*WHAT IS NEEDED*: For each line of the data below that holds "ADVERTISING", copy the line.

*DATA EXCERPTS*:
_ _ _ _

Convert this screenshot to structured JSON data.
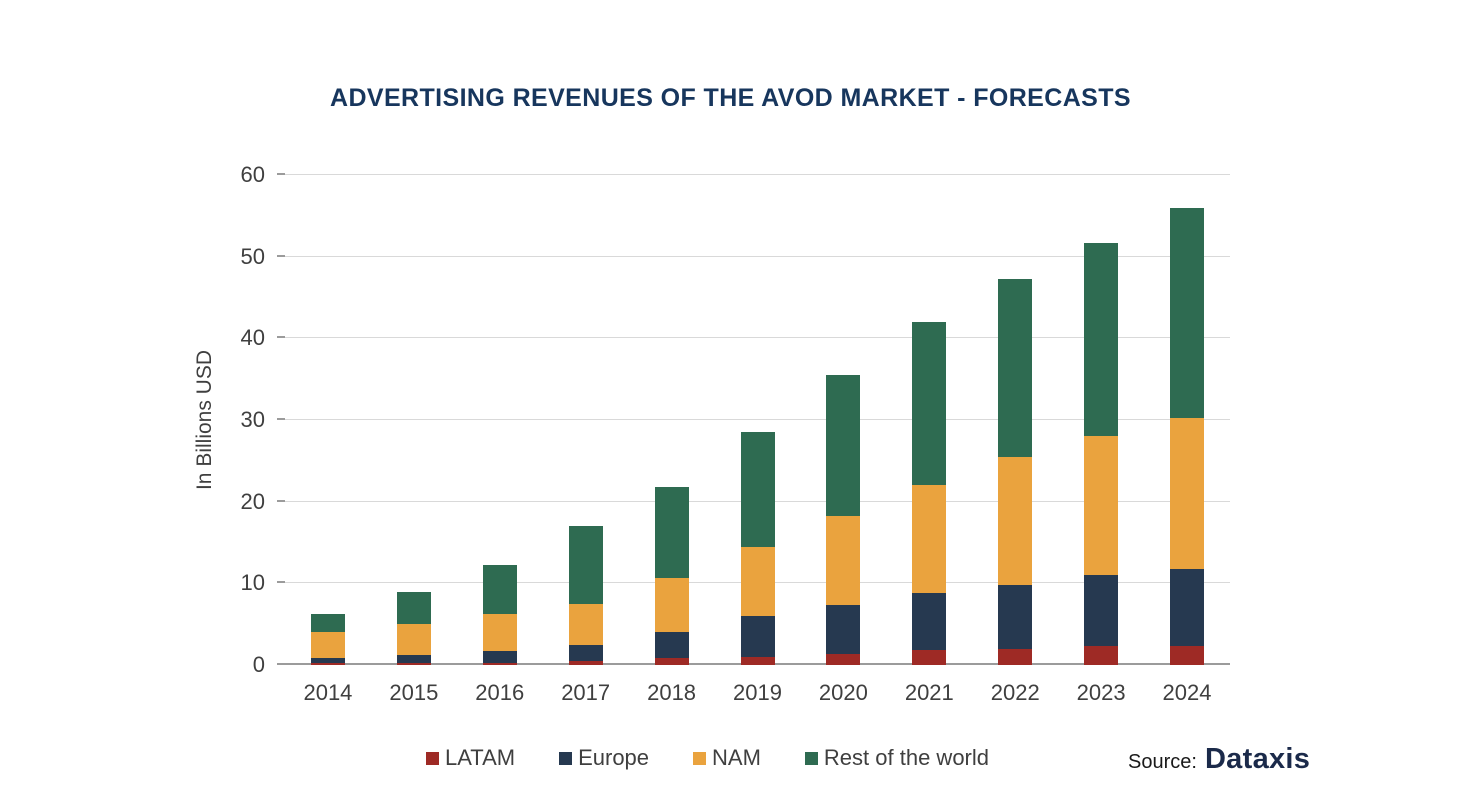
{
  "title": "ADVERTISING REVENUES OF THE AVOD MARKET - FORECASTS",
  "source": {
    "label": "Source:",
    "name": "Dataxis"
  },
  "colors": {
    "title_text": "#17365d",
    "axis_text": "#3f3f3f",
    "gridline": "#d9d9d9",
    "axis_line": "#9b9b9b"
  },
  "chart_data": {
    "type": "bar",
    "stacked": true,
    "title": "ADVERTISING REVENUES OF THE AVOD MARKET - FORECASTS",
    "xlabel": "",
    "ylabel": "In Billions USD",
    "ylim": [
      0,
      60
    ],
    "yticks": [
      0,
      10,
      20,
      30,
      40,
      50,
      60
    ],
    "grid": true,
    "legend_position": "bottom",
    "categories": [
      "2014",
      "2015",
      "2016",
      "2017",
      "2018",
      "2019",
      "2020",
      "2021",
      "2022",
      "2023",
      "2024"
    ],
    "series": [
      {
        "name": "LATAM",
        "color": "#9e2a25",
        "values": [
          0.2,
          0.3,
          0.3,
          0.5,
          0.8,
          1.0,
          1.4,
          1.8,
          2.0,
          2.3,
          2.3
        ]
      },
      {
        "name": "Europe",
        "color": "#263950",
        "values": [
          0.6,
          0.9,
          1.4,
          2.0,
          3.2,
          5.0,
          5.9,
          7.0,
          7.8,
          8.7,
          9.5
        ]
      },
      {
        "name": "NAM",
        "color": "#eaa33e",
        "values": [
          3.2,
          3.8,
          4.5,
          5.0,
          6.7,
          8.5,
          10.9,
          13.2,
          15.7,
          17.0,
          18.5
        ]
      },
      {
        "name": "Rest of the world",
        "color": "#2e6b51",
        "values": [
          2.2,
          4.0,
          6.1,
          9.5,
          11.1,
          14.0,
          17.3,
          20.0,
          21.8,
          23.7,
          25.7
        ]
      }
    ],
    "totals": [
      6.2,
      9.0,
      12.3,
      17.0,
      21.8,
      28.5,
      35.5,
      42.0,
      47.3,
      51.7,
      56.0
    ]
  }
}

_ _ _ _

*FINISHED ANSWER*:
  "title": "ADVERTISING REVENUES OF THE AVOD MARKET - FORECASTS",
    "title": "ADVERTISING REVENUES OF THE AVOD MARKET - FORECASTS",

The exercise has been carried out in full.